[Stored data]

-- Start --

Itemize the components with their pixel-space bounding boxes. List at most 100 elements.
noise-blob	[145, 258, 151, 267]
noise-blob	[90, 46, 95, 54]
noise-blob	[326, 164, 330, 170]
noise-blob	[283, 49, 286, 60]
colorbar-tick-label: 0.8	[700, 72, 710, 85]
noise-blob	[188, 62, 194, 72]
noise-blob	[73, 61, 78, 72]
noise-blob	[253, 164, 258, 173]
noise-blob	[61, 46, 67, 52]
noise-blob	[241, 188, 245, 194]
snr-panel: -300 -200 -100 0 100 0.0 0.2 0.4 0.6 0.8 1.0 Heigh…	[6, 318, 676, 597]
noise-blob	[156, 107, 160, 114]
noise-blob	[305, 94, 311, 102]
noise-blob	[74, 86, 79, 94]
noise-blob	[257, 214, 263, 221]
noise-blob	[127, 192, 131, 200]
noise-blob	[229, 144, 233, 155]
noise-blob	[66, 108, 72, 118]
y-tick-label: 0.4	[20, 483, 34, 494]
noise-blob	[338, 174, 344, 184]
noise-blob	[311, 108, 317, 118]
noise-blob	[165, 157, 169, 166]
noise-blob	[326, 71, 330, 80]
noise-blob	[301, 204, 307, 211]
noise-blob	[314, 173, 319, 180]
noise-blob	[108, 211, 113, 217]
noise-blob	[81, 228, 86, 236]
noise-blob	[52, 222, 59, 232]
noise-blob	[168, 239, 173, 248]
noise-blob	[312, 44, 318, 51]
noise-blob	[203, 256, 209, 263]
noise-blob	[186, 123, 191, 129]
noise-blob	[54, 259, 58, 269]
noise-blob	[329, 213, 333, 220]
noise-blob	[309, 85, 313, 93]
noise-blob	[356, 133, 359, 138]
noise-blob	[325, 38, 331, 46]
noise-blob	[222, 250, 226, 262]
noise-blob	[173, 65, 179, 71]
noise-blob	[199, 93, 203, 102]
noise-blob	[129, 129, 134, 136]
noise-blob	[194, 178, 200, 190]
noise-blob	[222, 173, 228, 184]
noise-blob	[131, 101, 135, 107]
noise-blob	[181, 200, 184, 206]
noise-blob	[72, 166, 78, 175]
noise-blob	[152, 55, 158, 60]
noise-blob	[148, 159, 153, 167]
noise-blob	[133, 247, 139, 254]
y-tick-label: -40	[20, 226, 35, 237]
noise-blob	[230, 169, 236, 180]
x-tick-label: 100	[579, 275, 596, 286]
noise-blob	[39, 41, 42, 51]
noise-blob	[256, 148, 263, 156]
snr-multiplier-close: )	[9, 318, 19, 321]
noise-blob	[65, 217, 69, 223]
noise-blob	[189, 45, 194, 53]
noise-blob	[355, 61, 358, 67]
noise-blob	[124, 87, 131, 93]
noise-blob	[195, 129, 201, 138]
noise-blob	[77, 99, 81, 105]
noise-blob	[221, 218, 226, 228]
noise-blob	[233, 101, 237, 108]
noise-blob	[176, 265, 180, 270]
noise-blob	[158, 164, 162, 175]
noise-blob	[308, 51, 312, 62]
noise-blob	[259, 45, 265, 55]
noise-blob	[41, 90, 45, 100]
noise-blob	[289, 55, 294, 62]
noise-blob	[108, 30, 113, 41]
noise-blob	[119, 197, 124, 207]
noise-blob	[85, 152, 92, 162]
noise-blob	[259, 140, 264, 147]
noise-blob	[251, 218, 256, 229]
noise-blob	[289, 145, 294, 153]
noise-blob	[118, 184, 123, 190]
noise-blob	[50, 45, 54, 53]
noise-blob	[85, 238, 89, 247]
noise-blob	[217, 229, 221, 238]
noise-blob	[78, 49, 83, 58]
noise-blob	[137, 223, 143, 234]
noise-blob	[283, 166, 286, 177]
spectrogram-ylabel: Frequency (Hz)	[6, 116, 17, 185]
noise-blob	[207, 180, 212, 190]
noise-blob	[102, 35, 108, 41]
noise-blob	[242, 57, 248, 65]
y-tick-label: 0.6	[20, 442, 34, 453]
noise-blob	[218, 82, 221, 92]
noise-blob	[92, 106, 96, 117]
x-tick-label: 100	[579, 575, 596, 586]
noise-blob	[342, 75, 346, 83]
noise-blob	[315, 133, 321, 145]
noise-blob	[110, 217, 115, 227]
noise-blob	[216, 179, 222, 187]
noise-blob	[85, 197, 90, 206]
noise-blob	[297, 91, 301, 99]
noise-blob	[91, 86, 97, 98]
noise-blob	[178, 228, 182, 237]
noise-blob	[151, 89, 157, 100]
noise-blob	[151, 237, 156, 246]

-- End --

Rename "noise-blob" to "noise-speck" everywhere in the listing above, and reproduce every line with all else left as it is.

Itemize the components with their pixel-space bounding boxes. List at most 100 elements.
noise-speck	[145, 258, 151, 267]
noise-speck	[90, 46, 95, 54]
noise-speck	[326, 164, 330, 170]
noise-speck	[283, 49, 286, 60]
colorbar-tick-label: 0.8	[700, 72, 710, 85]
noise-speck	[188, 62, 194, 72]
noise-speck	[73, 61, 78, 72]
noise-speck	[253, 164, 258, 173]
noise-speck	[61, 46, 67, 52]
noise-speck	[241, 188, 245, 194]
snr-panel: -300 -200 -100 0 100 0.0 0.2 0.4 0.6 0.8 1.0 Heigh…	[6, 318, 676, 597]
noise-speck	[156, 107, 160, 114]
noise-speck	[305, 94, 311, 102]
noise-speck	[74, 86, 79, 94]
noise-speck	[257, 214, 263, 221]
noise-speck	[127, 192, 131, 200]
noise-speck	[229, 144, 233, 155]
noise-speck	[66, 108, 72, 118]
y-tick-label: 0.4	[20, 483, 34, 494]
noise-speck	[338, 174, 344, 184]
noise-speck	[311, 108, 317, 118]
noise-speck	[165, 157, 169, 166]
noise-speck	[326, 71, 330, 80]
noise-speck	[301, 204, 307, 211]
noise-speck	[314, 173, 319, 180]
noise-speck	[108, 211, 113, 217]
noise-speck	[81, 228, 86, 236]
noise-speck	[52, 222, 59, 232]
noise-speck	[168, 239, 173, 248]
noise-speck	[312, 44, 318, 51]
noise-speck	[203, 256, 209, 263]
noise-speck	[186, 123, 191, 129]
noise-speck	[54, 259, 58, 269]
noise-speck	[329, 213, 333, 220]
noise-speck	[309, 85, 313, 93]
noise-speck	[356, 133, 359, 138]
noise-speck	[325, 38, 331, 46]
noise-speck	[222, 250, 226, 262]
noise-speck	[173, 65, 179, 71]
noise-speck	[199, 93, 203, 102]
noise-speck	[129, 129, 134, 136]
noise-speck	[194, 178, 200, 190]
noise-speck	[222, 173, 228, 184]
noise-speck	[131, 101, 135, 107]
noise-speck	[181, 200, 184, 206]
noise-speck	[72, 166, 78, 175]
noise-speck	[152, 55, 158, 60]
noise-speck	[148, 159, 153, 167]
noise-speck	[133, 247, 139, 254]
y-tick-label: -40	[20, 226, 35, 237]
noise-speck	[230, 169, 236, 180]
x-tick-label: 100	[579, 275, 596, 286]
noise-speck	[39, 41, 42, 51]
noise-speck	[256, 148, 263, 156]
snr-multiplier-close: )	[9, 318, 19, 321]
noise-speck	[65, 217, 69, 223]
noise-speck	[189, 45, 194, 53]
noise-speck	[355, 61, 358, 67]
noise-speck	[124, 87, 131, 93]
noise-speck	[195, 129, 201, 138]
noise-speck	[77, 99, 81, 105]
noise-speck	[221, 218, 226, 228]
noise-speck	[233, 101, 237, 108]
noise-speck	[176, 265, 180, 270]
noise-speck	[158, 164, 162, 175]
noise-speck	[308, 51, 312, 62]
noise-speck	[259, 45, 265, 55]
noise-speck	[41, 90, 45, 100]
noise-speck	[289, 55, 294, 62]
noise-speck	[108, 30, 113, 41]
noise-speck	[119, 197, 124, 207]
noise-speck	[85, 152, 92, 162]
noise-speck	[259, 140, 264, 147]
noise-speck	[251, 218, 256, 229]
noise-speck	[289, 145, 294, 153]
noise-speck	[118, 184, 123, 190]
noise-speck	[50, 45, 54, 53]
noise-speck	[85, 238, 89, 247]
noise-speck	[217, 229, 221, 238]
noise-speck	[78, 49, 83, 58]
noise-speck	[137, 223, 143, 234]
noise-speck	[283, 166, 286, 177]
spectrogram-ylabel: Frequency (Hz)	[6, 116, 17, 185]
noise-speck	[207, 180, 212, 190]
noise-speck	[102, 35, 108, 41]
noise-speck	[242, 57, 248, 65]
y-tick-label: 0.6	[20, 442, 34, 453]
noise-speck	[218, 82, 221, 92]
noise-speck	[92, 106, 96, 117]
x-tick-label: 100	[579, 575, 596, 586]
noise-speck	[342, 75, 346, 83]
noise-speck	[315, 133, 321, 145]
noise-speck	[110, 217, 115, 227]
noise-speck	[216, 179, 222, 187]
noise-speck	[85, 197, 90, 206]
noise-speck	[297, 91, 301, 99]
noise-speck	[91, 86, 97, 98]
noise-speck	[178, 228, 182, 237]
noise-speck	[151, 89, 157, 100]
noise-speck	[151, 237, 156, 246]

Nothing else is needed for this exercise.